■ OBJECTIVE ■
Without further comment, state how many lines in the listing below contain the word "Indonesia".

Figure content listings
• • • • •
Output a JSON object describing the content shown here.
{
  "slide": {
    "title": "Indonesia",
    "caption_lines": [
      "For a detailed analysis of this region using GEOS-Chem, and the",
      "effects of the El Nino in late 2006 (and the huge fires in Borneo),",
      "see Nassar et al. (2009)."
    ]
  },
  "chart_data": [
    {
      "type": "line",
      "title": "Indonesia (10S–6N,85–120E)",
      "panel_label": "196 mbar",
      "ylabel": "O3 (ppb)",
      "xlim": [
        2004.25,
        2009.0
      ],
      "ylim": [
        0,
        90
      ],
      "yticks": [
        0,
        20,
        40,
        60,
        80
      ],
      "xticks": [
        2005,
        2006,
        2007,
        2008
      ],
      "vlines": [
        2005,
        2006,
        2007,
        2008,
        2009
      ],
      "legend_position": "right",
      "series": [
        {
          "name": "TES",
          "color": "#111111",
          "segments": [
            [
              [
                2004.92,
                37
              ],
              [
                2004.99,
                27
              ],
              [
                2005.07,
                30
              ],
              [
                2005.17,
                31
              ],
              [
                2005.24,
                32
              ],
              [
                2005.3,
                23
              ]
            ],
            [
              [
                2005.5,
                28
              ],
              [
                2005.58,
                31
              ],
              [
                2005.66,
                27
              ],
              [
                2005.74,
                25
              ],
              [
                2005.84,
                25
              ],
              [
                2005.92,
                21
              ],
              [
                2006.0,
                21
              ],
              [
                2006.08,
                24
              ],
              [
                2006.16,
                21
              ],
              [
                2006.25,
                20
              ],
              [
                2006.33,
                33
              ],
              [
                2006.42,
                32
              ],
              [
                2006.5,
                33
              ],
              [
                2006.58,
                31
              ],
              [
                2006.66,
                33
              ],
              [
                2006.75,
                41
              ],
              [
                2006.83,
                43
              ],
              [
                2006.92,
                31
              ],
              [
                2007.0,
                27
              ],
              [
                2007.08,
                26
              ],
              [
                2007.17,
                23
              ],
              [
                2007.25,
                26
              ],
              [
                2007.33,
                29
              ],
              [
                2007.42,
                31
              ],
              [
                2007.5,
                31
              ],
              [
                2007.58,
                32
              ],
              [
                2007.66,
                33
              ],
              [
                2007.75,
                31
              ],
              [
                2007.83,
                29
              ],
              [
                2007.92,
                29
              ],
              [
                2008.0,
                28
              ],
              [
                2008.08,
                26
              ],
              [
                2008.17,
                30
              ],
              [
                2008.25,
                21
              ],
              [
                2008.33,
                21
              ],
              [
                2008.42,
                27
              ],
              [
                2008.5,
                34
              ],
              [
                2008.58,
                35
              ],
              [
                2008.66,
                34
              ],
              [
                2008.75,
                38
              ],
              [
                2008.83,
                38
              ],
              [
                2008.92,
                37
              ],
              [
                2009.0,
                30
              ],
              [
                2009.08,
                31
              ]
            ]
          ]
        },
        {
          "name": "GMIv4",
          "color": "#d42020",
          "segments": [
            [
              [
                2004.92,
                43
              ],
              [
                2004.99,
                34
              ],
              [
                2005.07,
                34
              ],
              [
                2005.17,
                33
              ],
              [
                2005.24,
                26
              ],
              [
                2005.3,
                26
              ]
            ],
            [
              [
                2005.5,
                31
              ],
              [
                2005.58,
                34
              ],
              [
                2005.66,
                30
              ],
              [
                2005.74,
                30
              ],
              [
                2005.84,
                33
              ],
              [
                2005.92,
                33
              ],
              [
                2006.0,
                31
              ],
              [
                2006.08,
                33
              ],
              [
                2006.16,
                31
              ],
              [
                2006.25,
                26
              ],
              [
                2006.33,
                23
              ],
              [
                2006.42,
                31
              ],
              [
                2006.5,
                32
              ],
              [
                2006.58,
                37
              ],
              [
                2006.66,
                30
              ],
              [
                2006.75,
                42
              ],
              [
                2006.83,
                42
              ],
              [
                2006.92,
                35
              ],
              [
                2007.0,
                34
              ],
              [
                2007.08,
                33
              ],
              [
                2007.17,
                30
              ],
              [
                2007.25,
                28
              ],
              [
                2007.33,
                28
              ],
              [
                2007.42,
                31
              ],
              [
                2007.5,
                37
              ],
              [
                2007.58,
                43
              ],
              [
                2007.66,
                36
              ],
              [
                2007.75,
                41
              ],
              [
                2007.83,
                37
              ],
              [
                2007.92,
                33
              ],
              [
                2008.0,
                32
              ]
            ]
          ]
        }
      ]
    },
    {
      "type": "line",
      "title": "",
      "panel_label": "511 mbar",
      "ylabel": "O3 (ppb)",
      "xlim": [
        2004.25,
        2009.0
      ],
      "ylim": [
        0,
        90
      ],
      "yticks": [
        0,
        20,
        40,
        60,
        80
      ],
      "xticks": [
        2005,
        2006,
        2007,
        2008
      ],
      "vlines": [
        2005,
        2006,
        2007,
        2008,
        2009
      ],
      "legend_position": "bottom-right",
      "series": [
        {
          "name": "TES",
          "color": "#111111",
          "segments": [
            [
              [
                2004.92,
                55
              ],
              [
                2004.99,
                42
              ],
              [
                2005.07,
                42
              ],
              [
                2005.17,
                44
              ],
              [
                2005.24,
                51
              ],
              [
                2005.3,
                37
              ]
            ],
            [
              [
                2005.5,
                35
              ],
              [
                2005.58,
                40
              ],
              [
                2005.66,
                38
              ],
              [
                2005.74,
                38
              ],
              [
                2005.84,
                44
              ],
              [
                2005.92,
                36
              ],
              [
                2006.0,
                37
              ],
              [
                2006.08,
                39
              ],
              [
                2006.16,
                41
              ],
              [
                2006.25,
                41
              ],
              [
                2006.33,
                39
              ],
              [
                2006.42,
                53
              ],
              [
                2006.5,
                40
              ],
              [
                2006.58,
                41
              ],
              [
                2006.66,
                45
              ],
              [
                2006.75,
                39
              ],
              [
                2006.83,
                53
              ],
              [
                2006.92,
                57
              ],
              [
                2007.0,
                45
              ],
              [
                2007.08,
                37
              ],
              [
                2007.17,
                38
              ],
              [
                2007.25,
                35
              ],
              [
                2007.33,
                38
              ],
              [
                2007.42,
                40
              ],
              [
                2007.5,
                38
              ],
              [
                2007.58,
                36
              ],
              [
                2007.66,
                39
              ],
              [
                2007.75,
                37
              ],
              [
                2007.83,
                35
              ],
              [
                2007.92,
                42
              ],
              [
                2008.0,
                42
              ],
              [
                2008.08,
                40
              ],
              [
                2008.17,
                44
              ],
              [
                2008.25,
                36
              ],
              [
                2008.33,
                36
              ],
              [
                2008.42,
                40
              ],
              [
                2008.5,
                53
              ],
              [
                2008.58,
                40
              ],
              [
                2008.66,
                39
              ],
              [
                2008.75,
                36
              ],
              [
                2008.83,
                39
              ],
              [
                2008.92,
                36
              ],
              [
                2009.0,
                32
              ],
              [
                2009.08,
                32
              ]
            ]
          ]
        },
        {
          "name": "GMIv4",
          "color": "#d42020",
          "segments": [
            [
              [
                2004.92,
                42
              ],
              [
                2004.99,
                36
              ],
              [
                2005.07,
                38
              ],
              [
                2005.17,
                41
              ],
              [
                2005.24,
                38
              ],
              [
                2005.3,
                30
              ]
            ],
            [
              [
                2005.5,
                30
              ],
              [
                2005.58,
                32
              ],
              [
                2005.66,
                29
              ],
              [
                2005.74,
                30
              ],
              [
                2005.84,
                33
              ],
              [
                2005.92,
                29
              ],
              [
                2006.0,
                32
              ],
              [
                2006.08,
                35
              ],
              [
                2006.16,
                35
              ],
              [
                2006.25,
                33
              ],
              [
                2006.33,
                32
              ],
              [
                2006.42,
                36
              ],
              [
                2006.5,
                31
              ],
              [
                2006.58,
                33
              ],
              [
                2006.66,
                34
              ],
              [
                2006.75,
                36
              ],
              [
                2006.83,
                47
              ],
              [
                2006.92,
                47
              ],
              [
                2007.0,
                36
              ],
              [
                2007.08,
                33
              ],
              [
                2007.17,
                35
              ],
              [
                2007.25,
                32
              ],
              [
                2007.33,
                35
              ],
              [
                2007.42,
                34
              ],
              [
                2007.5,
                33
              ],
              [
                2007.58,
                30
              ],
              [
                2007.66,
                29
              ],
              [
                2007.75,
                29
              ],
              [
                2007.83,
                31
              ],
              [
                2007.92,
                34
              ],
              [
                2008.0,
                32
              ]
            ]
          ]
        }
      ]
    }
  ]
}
• • • • •
■ CORRECT OUTPUT ■
2